** Exercise description **
Take down each entry exactly as written.

** Materials provided **
^^^^

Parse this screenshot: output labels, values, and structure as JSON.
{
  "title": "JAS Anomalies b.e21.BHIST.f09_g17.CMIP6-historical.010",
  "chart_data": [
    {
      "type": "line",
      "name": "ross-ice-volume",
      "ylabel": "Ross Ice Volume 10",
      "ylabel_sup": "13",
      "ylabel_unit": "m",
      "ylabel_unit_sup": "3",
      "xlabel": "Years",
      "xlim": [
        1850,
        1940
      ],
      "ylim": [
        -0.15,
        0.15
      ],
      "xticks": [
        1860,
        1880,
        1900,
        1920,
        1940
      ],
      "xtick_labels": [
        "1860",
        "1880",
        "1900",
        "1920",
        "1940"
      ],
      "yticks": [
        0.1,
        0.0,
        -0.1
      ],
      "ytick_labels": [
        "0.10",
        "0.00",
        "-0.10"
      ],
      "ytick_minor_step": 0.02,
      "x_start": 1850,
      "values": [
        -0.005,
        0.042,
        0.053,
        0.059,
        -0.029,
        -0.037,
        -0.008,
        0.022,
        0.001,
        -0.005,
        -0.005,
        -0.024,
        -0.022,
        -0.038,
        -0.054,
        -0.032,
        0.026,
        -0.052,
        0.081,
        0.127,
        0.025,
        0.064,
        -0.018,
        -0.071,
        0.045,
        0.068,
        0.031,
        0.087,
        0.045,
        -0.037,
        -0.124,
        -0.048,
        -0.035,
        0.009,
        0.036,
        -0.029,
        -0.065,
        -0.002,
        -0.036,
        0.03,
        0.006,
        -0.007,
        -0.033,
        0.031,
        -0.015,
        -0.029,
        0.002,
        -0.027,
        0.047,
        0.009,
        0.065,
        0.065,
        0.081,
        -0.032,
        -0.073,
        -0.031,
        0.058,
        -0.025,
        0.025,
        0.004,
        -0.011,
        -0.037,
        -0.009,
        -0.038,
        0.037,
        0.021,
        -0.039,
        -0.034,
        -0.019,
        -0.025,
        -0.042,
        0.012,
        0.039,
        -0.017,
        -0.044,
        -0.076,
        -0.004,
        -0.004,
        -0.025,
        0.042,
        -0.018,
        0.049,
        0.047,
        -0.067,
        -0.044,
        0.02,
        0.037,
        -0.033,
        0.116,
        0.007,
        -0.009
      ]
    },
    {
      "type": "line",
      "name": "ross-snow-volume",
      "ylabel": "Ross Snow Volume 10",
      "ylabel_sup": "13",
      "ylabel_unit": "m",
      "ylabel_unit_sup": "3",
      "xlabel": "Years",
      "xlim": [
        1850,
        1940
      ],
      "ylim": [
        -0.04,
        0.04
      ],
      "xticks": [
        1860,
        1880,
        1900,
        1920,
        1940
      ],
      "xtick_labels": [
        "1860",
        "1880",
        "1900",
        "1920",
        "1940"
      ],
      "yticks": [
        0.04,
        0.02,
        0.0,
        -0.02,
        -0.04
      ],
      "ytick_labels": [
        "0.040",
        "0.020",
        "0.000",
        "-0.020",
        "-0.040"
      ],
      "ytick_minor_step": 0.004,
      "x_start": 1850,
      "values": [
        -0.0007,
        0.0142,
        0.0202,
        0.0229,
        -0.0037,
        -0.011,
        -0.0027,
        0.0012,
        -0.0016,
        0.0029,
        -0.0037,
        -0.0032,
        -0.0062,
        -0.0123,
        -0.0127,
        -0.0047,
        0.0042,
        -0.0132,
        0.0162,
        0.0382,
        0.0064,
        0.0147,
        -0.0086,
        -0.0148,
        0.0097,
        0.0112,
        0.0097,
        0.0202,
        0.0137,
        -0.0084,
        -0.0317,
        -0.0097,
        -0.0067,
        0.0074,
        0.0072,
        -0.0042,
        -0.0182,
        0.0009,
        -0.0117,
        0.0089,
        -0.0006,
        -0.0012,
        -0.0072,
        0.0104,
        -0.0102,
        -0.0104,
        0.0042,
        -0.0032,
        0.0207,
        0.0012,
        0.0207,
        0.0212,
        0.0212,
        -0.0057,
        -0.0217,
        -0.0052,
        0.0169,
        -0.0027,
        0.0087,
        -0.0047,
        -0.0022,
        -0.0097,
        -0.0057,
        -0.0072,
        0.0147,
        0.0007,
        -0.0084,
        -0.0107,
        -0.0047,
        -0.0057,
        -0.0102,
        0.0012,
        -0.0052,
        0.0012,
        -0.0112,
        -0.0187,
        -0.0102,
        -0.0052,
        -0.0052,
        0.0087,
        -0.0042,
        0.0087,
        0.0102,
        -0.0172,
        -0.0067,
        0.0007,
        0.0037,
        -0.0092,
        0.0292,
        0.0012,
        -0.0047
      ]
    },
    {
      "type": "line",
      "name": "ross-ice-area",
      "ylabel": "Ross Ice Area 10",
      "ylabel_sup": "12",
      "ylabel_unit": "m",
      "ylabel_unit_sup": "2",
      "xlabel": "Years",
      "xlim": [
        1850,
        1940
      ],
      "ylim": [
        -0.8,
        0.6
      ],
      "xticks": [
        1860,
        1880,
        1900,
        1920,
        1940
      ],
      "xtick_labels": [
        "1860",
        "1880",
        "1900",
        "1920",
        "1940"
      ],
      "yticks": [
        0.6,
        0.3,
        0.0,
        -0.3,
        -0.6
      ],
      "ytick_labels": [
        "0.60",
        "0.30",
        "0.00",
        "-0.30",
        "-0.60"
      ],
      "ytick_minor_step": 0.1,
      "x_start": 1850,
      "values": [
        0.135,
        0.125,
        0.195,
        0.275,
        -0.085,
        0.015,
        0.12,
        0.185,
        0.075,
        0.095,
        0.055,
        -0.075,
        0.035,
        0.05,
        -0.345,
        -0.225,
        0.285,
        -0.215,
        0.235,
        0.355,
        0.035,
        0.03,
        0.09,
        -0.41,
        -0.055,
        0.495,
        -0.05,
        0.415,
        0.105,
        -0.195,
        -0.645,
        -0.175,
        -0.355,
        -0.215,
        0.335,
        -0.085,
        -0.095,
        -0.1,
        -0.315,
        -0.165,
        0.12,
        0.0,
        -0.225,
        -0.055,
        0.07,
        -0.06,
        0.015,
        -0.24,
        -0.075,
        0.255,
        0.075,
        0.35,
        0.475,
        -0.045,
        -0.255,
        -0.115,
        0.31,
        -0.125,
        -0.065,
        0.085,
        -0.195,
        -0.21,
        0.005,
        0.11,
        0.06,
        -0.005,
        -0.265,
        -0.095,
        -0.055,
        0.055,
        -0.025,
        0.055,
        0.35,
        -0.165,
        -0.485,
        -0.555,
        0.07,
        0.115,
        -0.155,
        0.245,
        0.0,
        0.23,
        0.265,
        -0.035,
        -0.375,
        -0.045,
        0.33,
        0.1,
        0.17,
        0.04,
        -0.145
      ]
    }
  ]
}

^^^^

** Response to the task **
Parse this screenshot: output labels, values, and structure as JSON.
{
  "title": "JAS Anomalies b.e21.BHIST.f09_g17.CMIP6-historical.010",
  "chart_data": [
    {
      "type": "line",
      "name": "ross-ice-volume",
      "ylabel": "Ross Ice Volume 10",
      "ylabel_sup": "13",
      "ylabel_unit": "m",
      "ylabel_unit_sup": "3",
      "xlabel": "Years",
      "xlim": [
        1850,
        1940
      ],
      "ylim": [
        -0.15,
        0.15
      ],
      "xticks": [
        1860,
        1880,
        1900,
        1920,
        1940
      ],
      "xtick_labels": [
        "1860",
        "1880",
        "1900",
        "1920",
        "1940"
      ],
      "yticks": [
        0.1,
        0.0,
        -0.1
      ],
      "ytick_labels": [
        "0.10",
        "0.00",
        "-0.10"
      ],
      "ytick_minor_step": 0.02,
      "x_start": 1850,
      "values": [
        -0.005,
        0.042,
        0.053,
        0.059,
        -0.029,
        -0.037,
        -0.008,
        0.022,
        0.001,
        -0.005,
        -0.005,
        -0.024,
        -0.022,
        -0.038,
        -0.054,
        -0.032,
        0.026,
        -0.052,
        0.081,
        0.127,
        0.025,
        0.064,
        -0.018,
        -0.071,
        0.045,
        0.068,
        0.031,
        0.087,
        0.045,
        -0.037,
        -0.124,
        -0.048,
        -0.035,
        0.009,
        0.036,
        -0.029,
        -0.065,
        -0.002,
        -0.036,
        0.03,
        0.006,
        -0.007,
        -0.033,
        0.031,
        -0.015,
        -0.029,
        0.002,
        -0.027,
        0.047,
        0.009,
        0.065,
        0.065,
        0.081,
        -0.032,
        -0.073,
        -0.031,
        0.058,
        -0.025,
        0.025,
        0.004,
        -0.011,
        -0.037,
        -0.009,
        -0.038,
        0.037,
        0.021,
        -0.039,
        -0.034,
        -0.019,
        -0.025,
        -0.042,
        0.012,
        0.039,
        -0.017,
        -0.044,
        -0.076,
        -0.004,
        -0.004,
        -0.025,
        0.042,
        -0.018,
        0.049,
        0.047,
        -0.067,
        -0.044,
        0.02,
        0.037,
        -0.033,
        0.116,
        0.007,
        -0.009
      ]
    },
    {
      "type": "line",
      "name": "ross-snow-volume",
      "ylabel": "Ross Snow Volume 10",
      "ylabel_sup": "13",
      "ylabel_unit": "m",
      "ylabel_unit_sup": "3",
      "xlabel": "Years",
      "xlim": [
        1850,
        1940
      ],
      "ylim": [
        -0.04,
        0.04
      ],
      "xticks": [
        1860,
        1880,
        1900,
        1920,
        1940
      ],
      "xtick_labels": [
        "1860",
        "1880",
        "1900",
        "1920",
        "1940"
      ],
      "yticks": [
        0.04,
        0.02,
        0.0,
        -0.02,
        -0.04
      ],
      "ytick_labels": [
        "0.040",
        "0.020",
        "0.000",
        "-0.020",
        "-0.040"
      ],
      "ytick_minor_step": 0.004,
      "x_start": 1850,
      "values": [
        -0.0007,
        0.0142,
        0.0202,
        0.0229,
        -0.0037,
        -0.011,
        -0.0027,
        0.0012,
        -0.0016,
        0.0029,
        -0.0037,
        -0.0032,
        -0.0062,
        -0.0123,
        -0.0127,
        -0.0047,
        0.0042,
        -0.0132,
        0.0162,
        0.0382,
        0.0064,
        0.0147,
        -0.0086,
        -0.0148,
        0.0097,
        0.0112,
        0.0097,
        0.0202,
        0.0137,
        -0.0084,
        -0.0317,
        -0.0097,
        -0.0067,
        0.0074,
        0.0072,
        -0.0042,
        -0.0182,
        0.0009,
        -0.0117,
        0.0089,
        -0.0006,
        -0.0012,
        -0.0072,
        0.0104,
        -0.0102,
        -0.0104,
        0.0042,
        -0.0032,
        0.0207,
        0.0012,
        0.0207,
        0.0212,
        0.0212,
        -0.0057,
        -0.0217,
        -0.0052,
        0.0169,
        -0.0027,
        0.0087,
        -0.0047,
        -0.0022,
        -0.0097,
        -0.0057,
        -0.0072,
        0.0147,
        0.0007,
        -0.0084,
        -0.0107,
        -0.0047,
        -0.0057,
        -0.0102,
        0.0012,
        -0.0052,
        0.0012,
        -0.0112,
        -0.0187,
        -0.0102,
        -0.0052,
        -0.0052,
        0.0087,
        -0.0042,
        0.0087,
        0.0102,
        -0.0172,
        -0.0067,
        0.0007,
        0.0037,
        -0.0092,
        0.0292,
        0.0012,
        -0.0047
      ]
    },
    {
      "type": "line",
      "name": "ross-ice-area",
      "ylabel": "Ross Ice Area 10",
      "ylabel_sup": "12",
      "ylabel_unit": "m",
      "ylabel_unit_sup": "2",
      "xlabel": "Years",
      "xlim": [
        1850,
        1940
      ],
      "ylim": [
        -0.8,
        0.6
      ],
      "xticks": [
        1860,
        1880,
        1900,
        1920,
        1940
      ],
      "xtick_labels": [
        "1860",
        "1880",
        "1900",
        "1920",
        "1940"
      ],
      "yticks": [
        0.6,
        0.3,
        0.0,
        -0.3,
        -0.6
      ],
      "ytick_labels": [
        "0.60",
        "0.30",
        "0.00",
        "-0.30",
        "-0.60"
      ],
      "ytick_minor_step": 0.1,
      "x_start": 1850,
      "values": [
        0.135,
        0.125,
        0.195,
        0.275,
        -0.085,
        0.015,
        0.12,
        0.185,
        0.075,
        0.095,
        0.055,
        -0.075,
        0.035,
        0.05,
        -0.345,
        -0.225,
        0.285,
        -0.215,
        0.235,
        0.355,
        0.035,
        0.03,
        0.09,
        -0.41,
        -0.055,
        0.495,
        -0.05,
        0.415,
        0.105,
        -0.195,
        -0.645,
        -0.175,
        -0.355,
        -0.215,
        0.335,
        -0.085,
        -0.095,
        -0.1,
        -0.315,
        -0.165,
        0.12,
        0.0,
        -0.225,
        -0.055,
        0.07,
        -0.06,
        0.015,
        -0.24,
        -0.075,
        0.255,
        0.075,
        0.35,
        0.475,
        -0.045,
        -0.255,
        -0.115,
        0.31,
        -0.125,
        -0.065,
        0.085,
        -0.195,
        -0.21,
        0.005,
        0.11,
        0.06,
        -0.005,
        -0.265,
        -0.095,
        -0.055,
        0.055,
        -0.025,
        0.055,
        0.35,
        -0.165,
        -0.485,
        -0.555,
        0.07,
        0.115,
        -0.155,
        0.245,
        0.0,
        0.23,
        0.265,
        -0.035,
        -0.375,
        -0.045,
        0.33,
        0.1,
        0.17,
        0.04,
        -0.145
      ]
    }
  ]
}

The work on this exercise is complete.